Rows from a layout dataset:
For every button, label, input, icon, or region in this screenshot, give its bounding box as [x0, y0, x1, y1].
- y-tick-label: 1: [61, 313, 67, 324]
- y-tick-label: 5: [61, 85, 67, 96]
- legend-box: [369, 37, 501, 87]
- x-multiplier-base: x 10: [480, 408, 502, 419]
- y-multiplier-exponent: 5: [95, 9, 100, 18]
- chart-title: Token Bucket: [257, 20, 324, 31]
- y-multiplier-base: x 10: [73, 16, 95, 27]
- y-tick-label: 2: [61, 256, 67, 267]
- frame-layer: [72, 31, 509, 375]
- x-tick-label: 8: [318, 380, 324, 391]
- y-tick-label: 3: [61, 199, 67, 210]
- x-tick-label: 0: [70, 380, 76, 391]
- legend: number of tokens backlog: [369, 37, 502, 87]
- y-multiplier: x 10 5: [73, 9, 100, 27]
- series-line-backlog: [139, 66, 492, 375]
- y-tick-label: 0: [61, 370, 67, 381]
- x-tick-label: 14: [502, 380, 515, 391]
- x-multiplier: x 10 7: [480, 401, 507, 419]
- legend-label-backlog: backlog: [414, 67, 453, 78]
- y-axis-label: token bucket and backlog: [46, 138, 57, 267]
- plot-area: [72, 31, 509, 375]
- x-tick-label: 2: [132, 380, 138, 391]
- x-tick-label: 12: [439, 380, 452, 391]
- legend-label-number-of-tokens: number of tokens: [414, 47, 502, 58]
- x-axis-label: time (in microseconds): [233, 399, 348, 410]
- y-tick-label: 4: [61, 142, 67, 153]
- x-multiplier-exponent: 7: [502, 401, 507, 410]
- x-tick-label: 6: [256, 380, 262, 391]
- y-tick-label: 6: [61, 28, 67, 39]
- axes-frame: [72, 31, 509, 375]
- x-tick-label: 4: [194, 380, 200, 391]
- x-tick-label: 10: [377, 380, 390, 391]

**Exercise objective:** Copy out every line of the items above word for word.

**Complete output:**
For every button, label, input, icon, or region in this screenshot, give its bounding box as [x0, y0, x1, y1].
- y-tick-label: 1: [61, 313, 67, 324]
- y-tick-label: 5: [61, 85, 67, 96]
- legend-box: [369, 37, 501, 87]
- x-multiplier-base: x 10: [480, 408, 502, 419]
- y-multiplier-exponent: 5: [95, 9, 100, 18]
- chart-title: Token Bucket: [257, 20, 324, 31]
- y-multiplier-base: x 10: [73, 16, 95, 27]
- y-tick-label: 2: [61, 256, 67, 267]
- frame-layer: [72, 31, 509, 375]
- x-tick-label: 8: [318, 380, 324, 391]
- y-tick-label: 3: [61, 199, 67, 210]
- x-tick-label: 0: [70, 380, 76, 391]
- legend: number of tokens backlog: [369, 37, 502, 87]
- y-multiplier: x 10 5: [73, 9, 100, 27]
- series-line-backlog: [139, 66, 492, 375]
- y-tick-label: 0: [61, 370, 67, 381]
- x-tick-label: 14: [502, 380, 515, 391]
- x-multiplier: x 10 7: [480, 401, 507, 419]
- legend-label-backlog: backlog: [414, 67, 453, 78]
- y-axis-label: token bucket and backlog: [46, 138, 57, 267]
- plot-area: [72, 31, 509, 375]
- x-tick-label: 2: [132, 380, 138, 391]
- x-tick-label: 12: [439, 380, 452, 391]
- legend-label-number-of-tokens: number of tokens: [414, 47, 502, 58]
- x-axis-label: time (in microseconds): [233, 399, 348, 410]
- y-tick-label: 4: [61, 142, 67, 153]
- x-multiplier-exponent: 7: [502, 401, 507, 410]
- x-tick-label: 6: [256, 380, 262, 391]
- y-tick-label: 6: [61, 28, 67, 39]
- axes-frame: [72, 31, 509, 375]
- x-tick-label: 4: [194, 380, 200, 391]
- x-tick-label: 10: [377, 380, 390, 391]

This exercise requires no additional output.